List all the lines in these records that hold "duties".

━━━

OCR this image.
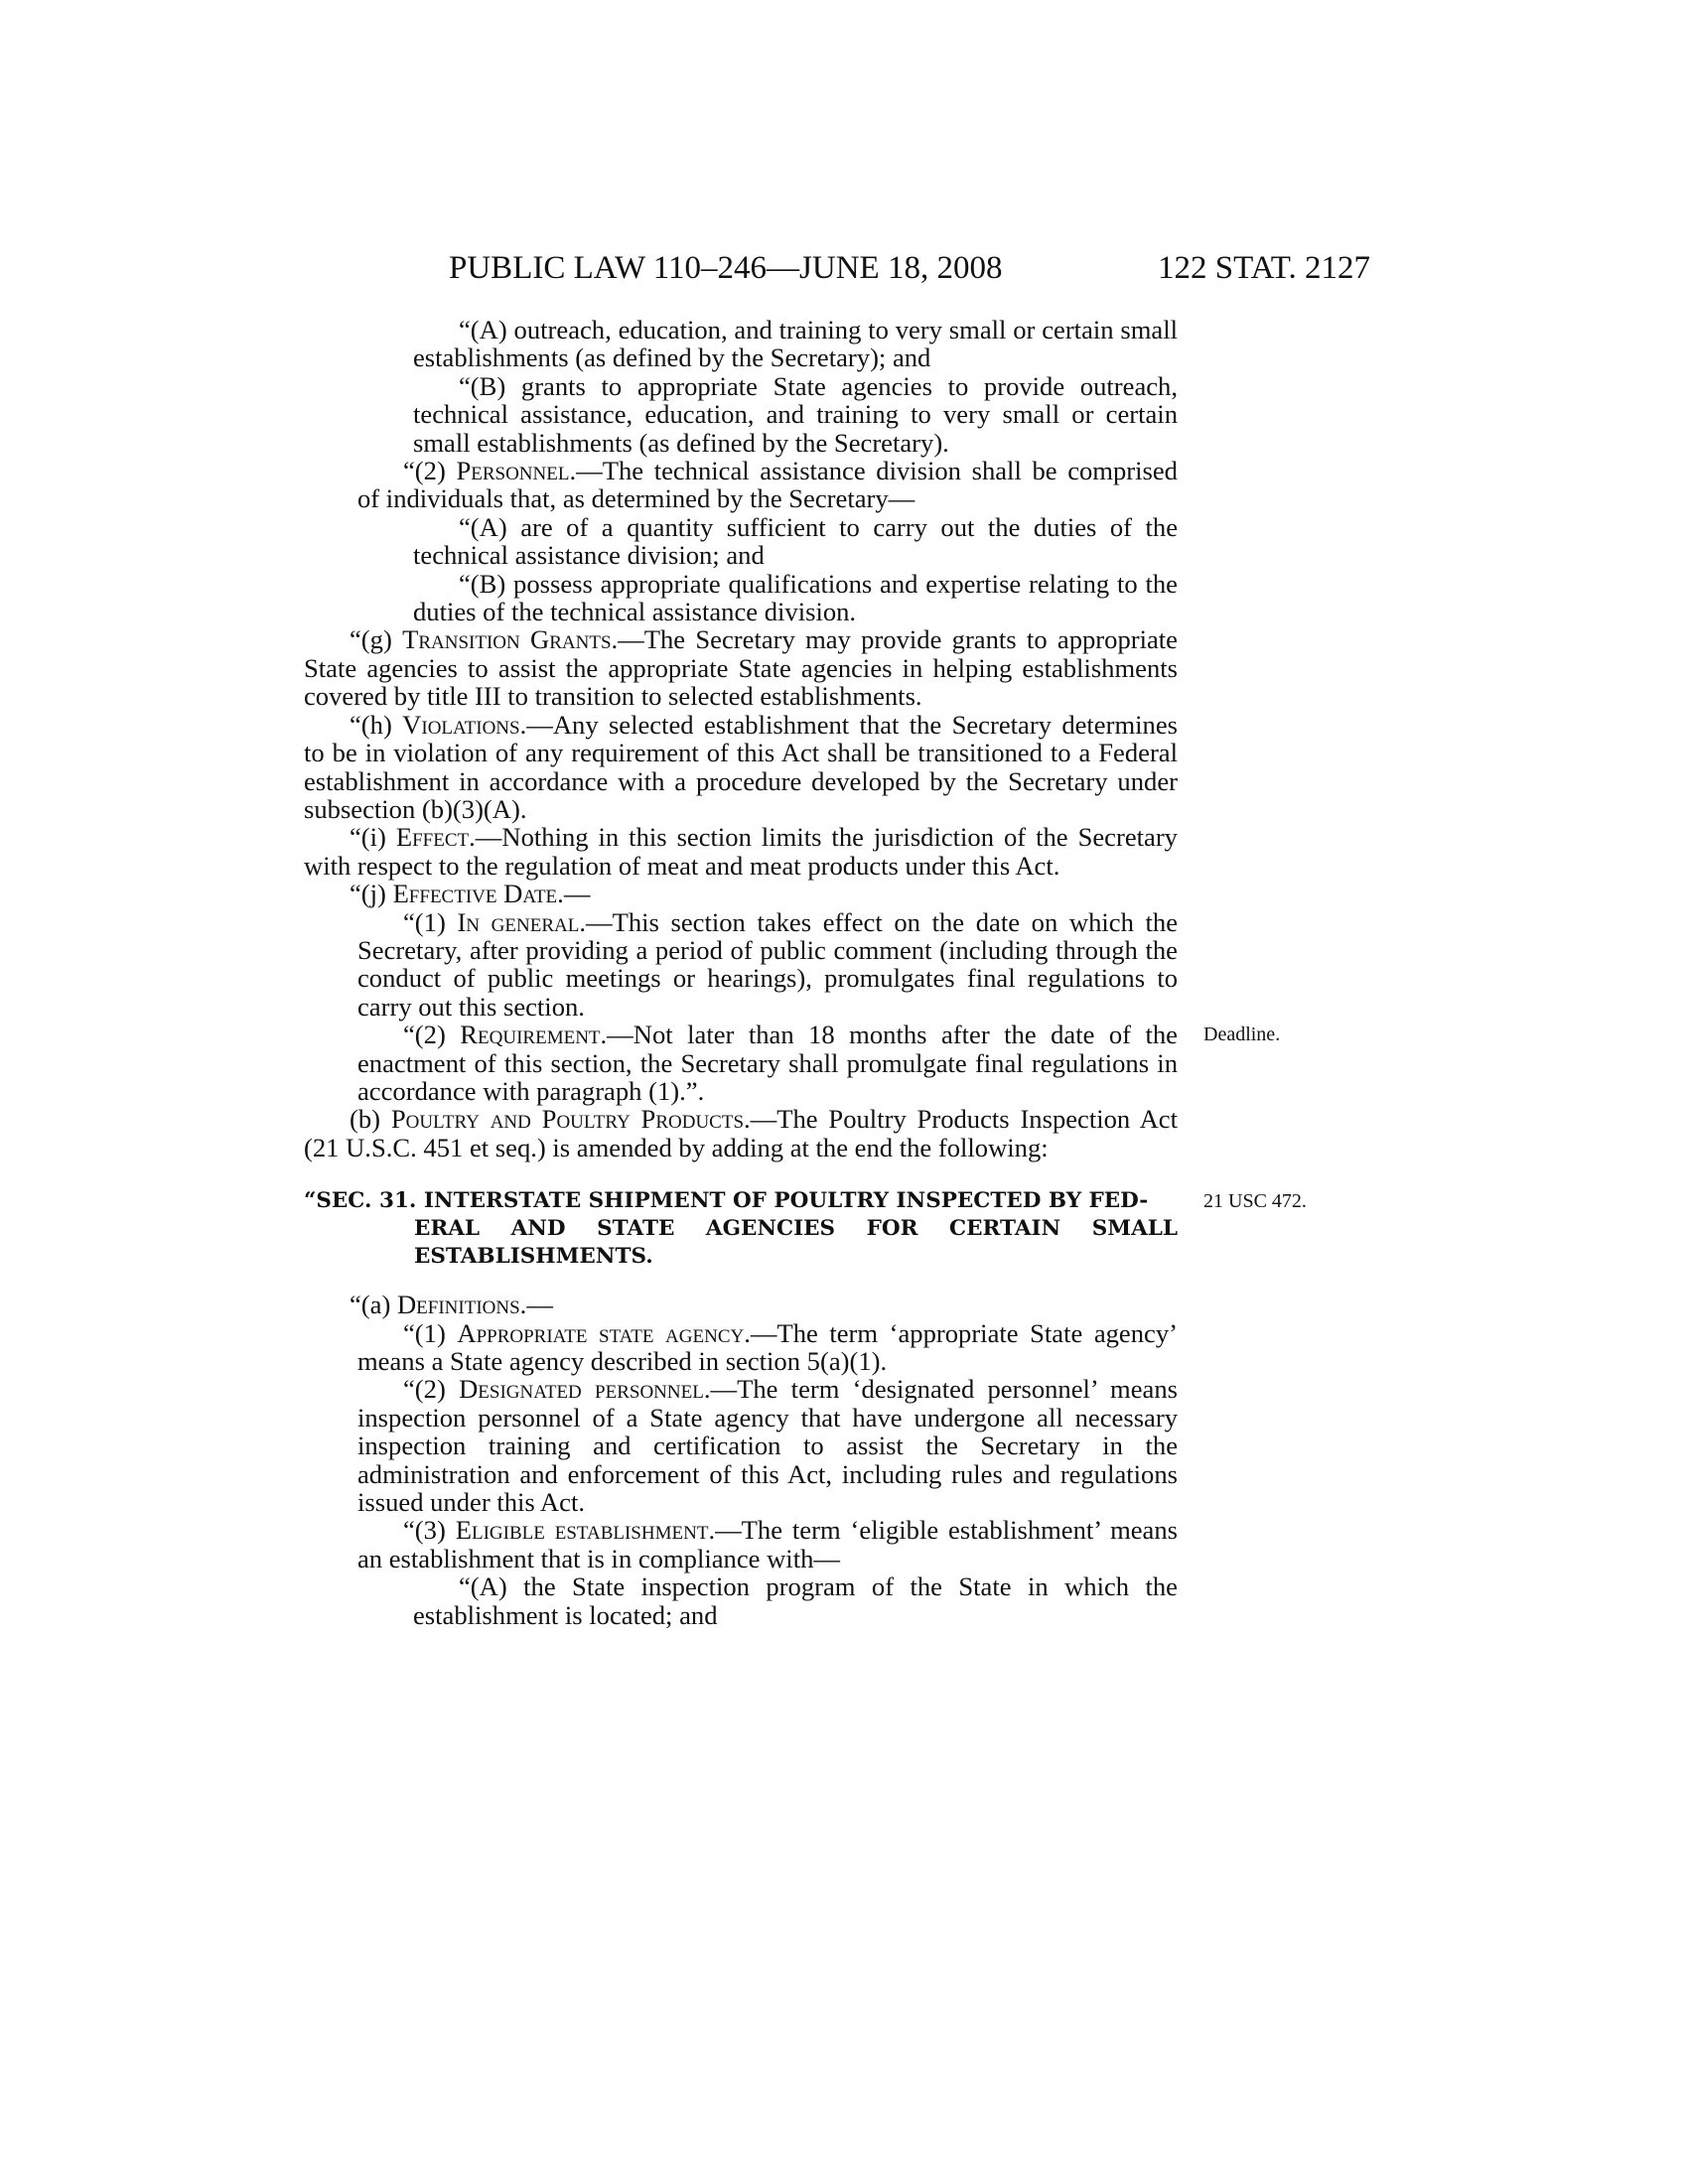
PUBLIC LAW 110–246—JUNE 18, 2008	122 STAT. 2127

“(A) outreach, education, and training to very small or certain small establishments (as defined by the Secretary); and

“(B) grants to appropriate State agencies to provide outreach, technical assistance, education, and training to very small or certain small establishments (as defined by the Secretary).

“(2) Personnel.—The technical assistance division shall be comprised of individuals that, as determined by the Secretary—

“(A) are of a quantity sufficient to carry out the duties of the technical assistance division; and

“(B) possess appropriate qualifications and expertise relating to the duties of the technical assistance division.

“(g) Transition Grants.—The Secretary may provide grants to appropriate State agencies to assist the appropriate State agencies in helping establishments covered by title III to transition to selected establishments.

“(h) Violations.—Any selected establishment that the Secretary determines to be in violation of any requirement of this Act shall be transitioned to a Federal establishment in accordance with a procedure developed by the Secretary under subsection (b)(3)(A).

“(i) Effect.—Nothing in this section limits the jurisdiction of the Secretary with respect to the regulation of meat and meat products under this Act.

“(j) Effective Date.—

“(1) In general.—This section takes effect on the date on which the Secretary, after providing a period of public comment (including through the conduct of public meetings or hearings), promulgates final regulations to carry out this section.

Deadline.

“(2) Requirement.—Not later than 18 months after the date of the enactment of this section, the Secretary shall promulgate final regulations in accordance with paragraph (1).”.

(b) Poultry and Poultry Products.—The Poultry Products Inspection Act (21 U.S.C. 451 et seq.) is amended by adding at the end the following:

21 USC 472.
“SEC. 31. INTERSTATE SHIPMENT OF POULTRY INSPECTED BY FED-
ERAL AND STATE AGENCIES FOR CERTAIN SMALL ESTABLISHMENTS.

“(a) Definitions.—

“(1) Appropriate state agency.—The term ‘appropriate State agency’ means a State agency described in section 5(a)(1).

“(2) Designated personnel.—The term ‘designated personnel’ means inspection personnel of a State agency that have undergone all necessary inspection training and certification to assist the Secretary in the administration and enforcement of this Act, including rules and regulations issued under this Act.

“(3) Eligible establishment.—The term ‘eligible establishment’ means an establishment that is in compliance with—

“(A) the State inspection program of the State in which the establishment is located; and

━━━

Expected answer:
“(A) are of a quantity sufficient to carry out the duties of the technical assistance division; and
“(B) possess appropriate qualifications and expertise relating to the duties of the technical assistance division.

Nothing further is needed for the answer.